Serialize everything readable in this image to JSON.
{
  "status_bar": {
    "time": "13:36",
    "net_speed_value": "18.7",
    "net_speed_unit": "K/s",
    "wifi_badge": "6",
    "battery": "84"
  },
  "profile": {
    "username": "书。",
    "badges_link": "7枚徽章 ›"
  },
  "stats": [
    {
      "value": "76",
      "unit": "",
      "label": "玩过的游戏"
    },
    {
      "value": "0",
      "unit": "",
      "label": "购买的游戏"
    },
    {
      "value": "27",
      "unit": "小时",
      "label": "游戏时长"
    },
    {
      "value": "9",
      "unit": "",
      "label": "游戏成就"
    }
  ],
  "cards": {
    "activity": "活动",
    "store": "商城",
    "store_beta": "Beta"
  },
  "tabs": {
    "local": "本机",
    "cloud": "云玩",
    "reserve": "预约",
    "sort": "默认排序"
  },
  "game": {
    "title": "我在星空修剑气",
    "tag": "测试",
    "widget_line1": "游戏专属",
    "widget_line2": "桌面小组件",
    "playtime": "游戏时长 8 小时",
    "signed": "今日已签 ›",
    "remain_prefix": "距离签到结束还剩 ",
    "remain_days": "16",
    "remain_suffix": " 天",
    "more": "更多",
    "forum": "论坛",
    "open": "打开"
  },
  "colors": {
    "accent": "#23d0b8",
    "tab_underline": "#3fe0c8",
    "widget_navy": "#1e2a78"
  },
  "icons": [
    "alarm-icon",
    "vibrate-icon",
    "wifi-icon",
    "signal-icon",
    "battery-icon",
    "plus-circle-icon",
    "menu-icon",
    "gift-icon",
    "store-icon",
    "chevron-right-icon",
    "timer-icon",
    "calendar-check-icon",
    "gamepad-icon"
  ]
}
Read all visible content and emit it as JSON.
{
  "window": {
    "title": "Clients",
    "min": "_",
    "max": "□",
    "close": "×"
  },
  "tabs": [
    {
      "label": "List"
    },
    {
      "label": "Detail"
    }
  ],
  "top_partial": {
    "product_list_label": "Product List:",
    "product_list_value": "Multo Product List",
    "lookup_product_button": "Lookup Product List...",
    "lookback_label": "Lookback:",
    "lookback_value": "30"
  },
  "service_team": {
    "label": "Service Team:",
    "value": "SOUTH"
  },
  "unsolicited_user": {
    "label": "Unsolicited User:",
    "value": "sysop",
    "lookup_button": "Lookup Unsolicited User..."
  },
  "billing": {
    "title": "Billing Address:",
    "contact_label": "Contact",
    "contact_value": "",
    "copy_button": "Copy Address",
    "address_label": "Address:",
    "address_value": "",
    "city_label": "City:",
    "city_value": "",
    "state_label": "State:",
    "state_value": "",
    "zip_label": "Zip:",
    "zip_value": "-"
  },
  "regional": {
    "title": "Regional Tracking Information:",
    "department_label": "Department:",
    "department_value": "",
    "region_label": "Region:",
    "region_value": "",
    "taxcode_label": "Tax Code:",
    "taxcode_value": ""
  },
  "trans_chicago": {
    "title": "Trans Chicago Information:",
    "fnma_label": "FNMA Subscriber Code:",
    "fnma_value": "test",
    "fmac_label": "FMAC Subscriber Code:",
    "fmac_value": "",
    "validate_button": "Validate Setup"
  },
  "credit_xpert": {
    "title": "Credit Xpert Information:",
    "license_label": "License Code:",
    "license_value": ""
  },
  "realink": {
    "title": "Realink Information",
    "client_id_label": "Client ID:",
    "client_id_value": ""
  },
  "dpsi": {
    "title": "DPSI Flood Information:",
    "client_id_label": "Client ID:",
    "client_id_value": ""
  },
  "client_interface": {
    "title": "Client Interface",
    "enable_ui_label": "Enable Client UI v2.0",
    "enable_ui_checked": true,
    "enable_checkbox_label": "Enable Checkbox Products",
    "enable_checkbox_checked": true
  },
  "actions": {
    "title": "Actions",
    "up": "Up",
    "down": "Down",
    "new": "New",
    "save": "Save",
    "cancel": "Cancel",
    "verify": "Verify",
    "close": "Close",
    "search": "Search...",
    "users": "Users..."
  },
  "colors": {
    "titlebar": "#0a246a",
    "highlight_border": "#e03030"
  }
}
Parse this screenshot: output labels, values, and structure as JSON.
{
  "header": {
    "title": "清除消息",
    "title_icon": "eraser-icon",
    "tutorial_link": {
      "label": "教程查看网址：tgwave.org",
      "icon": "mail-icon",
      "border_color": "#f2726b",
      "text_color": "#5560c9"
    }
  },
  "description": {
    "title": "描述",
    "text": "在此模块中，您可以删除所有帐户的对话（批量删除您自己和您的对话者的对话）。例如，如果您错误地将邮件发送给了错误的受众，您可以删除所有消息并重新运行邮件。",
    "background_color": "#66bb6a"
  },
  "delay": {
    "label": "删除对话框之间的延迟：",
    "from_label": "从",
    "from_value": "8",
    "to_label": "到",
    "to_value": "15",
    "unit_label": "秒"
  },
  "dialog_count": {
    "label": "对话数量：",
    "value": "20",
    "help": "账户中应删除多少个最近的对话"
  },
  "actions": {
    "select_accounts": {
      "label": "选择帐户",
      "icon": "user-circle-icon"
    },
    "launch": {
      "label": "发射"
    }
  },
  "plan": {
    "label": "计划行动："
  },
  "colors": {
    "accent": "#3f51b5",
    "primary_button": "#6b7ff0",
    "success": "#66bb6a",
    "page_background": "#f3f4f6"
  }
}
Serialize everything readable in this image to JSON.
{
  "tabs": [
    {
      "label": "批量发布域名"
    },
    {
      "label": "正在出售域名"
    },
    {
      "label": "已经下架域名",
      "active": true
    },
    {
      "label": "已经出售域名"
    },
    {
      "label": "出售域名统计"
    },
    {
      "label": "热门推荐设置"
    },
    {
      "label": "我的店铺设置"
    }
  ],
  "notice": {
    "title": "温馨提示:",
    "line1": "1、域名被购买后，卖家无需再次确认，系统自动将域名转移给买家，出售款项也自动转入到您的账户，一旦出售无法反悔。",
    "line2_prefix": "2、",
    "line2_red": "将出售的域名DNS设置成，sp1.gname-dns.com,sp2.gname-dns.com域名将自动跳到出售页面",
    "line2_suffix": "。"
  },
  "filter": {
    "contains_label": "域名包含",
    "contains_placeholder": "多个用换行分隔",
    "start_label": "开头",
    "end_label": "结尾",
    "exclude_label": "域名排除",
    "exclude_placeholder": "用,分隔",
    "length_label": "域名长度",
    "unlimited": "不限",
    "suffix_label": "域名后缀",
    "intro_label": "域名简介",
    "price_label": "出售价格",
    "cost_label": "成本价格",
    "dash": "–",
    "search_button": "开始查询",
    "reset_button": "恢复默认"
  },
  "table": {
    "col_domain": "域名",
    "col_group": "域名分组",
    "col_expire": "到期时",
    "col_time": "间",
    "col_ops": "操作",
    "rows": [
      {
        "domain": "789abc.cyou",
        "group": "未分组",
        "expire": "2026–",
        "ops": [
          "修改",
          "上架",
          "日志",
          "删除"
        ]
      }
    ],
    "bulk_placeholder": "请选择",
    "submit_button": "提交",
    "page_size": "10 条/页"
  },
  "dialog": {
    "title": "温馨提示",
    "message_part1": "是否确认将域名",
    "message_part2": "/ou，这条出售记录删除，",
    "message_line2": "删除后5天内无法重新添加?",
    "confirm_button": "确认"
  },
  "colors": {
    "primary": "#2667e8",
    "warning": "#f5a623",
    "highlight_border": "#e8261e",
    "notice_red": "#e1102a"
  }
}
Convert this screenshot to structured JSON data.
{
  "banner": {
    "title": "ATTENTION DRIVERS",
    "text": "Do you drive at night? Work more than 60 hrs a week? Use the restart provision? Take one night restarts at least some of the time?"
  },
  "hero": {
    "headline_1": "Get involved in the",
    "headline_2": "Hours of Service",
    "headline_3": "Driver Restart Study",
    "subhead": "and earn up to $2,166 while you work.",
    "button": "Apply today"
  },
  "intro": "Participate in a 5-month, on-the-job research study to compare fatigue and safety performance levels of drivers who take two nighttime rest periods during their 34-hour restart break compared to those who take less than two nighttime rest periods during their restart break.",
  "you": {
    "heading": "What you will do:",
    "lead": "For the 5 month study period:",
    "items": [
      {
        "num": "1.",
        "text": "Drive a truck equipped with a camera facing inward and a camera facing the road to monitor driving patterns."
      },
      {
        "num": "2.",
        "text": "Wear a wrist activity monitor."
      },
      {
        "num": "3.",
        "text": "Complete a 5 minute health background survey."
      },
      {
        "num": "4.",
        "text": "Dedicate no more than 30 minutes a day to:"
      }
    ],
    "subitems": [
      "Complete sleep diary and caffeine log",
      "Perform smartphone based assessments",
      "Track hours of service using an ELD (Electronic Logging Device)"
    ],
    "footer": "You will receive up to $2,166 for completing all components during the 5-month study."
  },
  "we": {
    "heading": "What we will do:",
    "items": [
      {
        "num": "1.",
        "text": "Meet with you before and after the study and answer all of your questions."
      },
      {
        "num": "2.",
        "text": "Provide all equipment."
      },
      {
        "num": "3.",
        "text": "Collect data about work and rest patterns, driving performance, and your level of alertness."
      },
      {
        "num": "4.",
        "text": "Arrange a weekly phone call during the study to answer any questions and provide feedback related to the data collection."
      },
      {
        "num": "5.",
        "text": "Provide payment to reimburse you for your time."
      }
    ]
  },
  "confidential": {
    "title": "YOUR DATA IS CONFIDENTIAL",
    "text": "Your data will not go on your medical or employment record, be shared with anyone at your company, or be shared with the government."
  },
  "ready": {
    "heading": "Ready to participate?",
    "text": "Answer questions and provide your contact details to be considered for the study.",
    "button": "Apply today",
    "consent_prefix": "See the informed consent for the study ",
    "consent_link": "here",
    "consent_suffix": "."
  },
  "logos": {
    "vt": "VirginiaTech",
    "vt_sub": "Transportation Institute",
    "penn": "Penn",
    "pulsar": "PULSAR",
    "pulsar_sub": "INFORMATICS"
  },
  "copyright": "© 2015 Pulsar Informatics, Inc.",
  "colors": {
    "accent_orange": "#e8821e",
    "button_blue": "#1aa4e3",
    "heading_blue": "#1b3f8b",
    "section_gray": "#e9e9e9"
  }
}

### What is required
Identify the lines of the data that contain the word "activity". Copy each of them.

### Task result
    "activity": "活动",
        "text": "Wear a wrist activity monitor."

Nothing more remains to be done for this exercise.